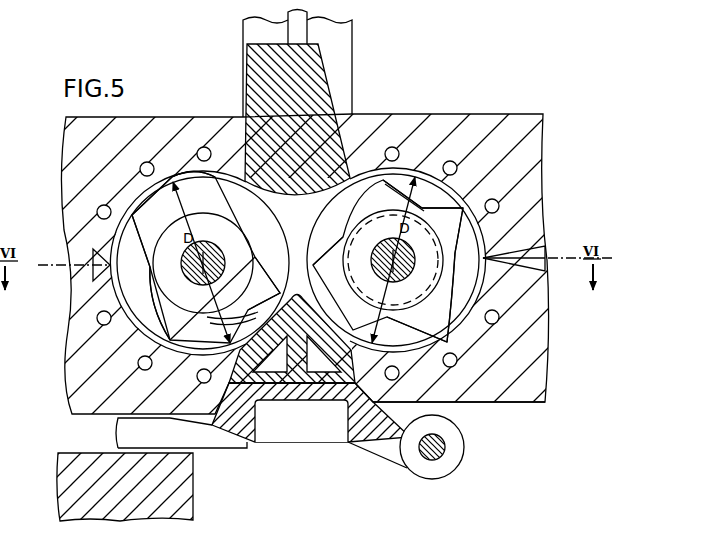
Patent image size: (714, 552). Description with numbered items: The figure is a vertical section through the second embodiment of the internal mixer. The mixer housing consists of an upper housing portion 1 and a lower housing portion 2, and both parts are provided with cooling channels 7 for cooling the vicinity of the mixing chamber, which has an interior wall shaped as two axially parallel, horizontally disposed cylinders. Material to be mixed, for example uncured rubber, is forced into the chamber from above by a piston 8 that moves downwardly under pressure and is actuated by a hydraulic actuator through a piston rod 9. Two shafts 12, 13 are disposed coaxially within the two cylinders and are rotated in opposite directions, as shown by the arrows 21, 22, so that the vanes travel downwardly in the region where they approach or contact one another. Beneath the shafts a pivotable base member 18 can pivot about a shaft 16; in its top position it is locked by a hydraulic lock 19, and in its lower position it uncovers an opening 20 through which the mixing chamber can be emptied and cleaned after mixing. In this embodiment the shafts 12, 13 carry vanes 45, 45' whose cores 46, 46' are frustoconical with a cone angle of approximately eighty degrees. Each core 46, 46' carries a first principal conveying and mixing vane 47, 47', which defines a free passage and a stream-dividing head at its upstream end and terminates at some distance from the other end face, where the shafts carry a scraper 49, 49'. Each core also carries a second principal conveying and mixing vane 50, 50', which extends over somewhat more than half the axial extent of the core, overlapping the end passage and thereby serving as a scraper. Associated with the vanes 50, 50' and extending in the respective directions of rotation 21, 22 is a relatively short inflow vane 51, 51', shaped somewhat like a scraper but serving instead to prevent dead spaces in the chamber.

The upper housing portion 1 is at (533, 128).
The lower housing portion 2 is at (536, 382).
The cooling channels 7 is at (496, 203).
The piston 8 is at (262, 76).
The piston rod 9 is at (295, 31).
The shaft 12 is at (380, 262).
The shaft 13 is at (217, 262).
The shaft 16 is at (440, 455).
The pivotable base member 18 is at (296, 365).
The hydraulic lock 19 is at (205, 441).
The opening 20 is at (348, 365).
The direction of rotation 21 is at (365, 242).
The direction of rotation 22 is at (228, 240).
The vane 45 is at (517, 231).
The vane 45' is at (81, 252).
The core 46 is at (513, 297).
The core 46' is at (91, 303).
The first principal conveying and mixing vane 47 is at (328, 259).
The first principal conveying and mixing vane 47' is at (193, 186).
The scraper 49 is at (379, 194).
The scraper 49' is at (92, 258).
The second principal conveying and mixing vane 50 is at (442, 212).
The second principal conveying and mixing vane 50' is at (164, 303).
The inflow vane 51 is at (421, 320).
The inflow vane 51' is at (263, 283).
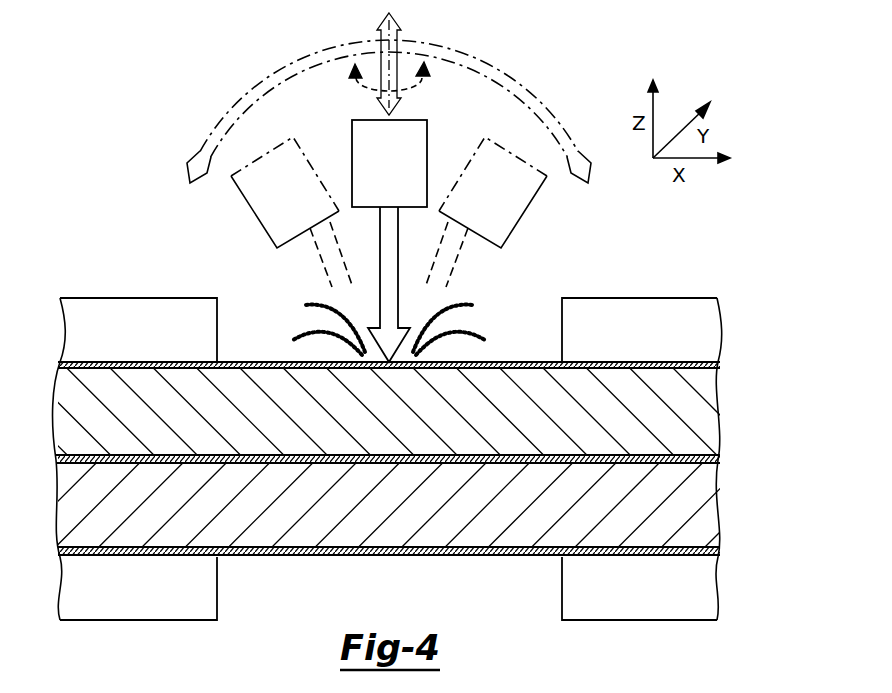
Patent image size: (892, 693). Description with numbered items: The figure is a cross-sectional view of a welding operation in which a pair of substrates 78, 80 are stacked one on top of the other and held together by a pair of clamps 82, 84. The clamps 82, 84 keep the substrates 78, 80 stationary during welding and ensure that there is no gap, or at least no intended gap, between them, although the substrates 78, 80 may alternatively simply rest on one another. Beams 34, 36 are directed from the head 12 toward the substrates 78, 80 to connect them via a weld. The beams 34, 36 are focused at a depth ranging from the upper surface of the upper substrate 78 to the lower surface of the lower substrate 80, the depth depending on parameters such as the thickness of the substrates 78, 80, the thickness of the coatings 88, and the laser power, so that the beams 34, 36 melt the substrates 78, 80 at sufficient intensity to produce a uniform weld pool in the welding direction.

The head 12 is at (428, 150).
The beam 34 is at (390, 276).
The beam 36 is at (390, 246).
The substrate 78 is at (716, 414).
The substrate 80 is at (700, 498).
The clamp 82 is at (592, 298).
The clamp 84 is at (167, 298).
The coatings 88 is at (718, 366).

__________________________________________________

### [What you have to do]
Rewrite only the records starting at the line that contains "Patent image size: (892, 693)." and ending at the end of the records, with "weld pool" changed to "molten pool" and every other word left as it is.

### [Full solution]
Patent image size: (892, 693). Description with numbered items: The figure is a cross-sectional view of a welding operation in which a pair of substrates 78, 80 are stacked one on top of the other and held together by a pair of clamps 82, 84. The clamps 82, 84 keep the substrates 78, 80 stationary during welding and ensure that there is no gap, or at least no intended gap, between them, although the substrates 78, 80 may alternatively simply rest on one another. Beams 34, 36 are directed from the head 12 toward the substrates 78, 80 to connect them via a weld. The beams 34, 36 are focused at a depth ranging from the upper surface of the upper substrate 78 to the lower surface of the lower substrate 80, the depth depending on parameters such as the thickness of the substrates 78, 80, the thickness of the coatings 88, and the laser power, so that the beams 34, 36 melt the substrates 78, 80 at sufficient intensity to produce a uniform molten pool in the welding direction.

The head 12 is at (428, 150).
The beam 34 is at (390, 276).
The beam 36 is at (390, 246).
The substrate 78 is at (716, 414).
The substrate 80 is at (700, 498).
The clamp 82 is at (592, 298).
The clamp 84 is at (167, 298).
The coatings 88 is at (718, 366).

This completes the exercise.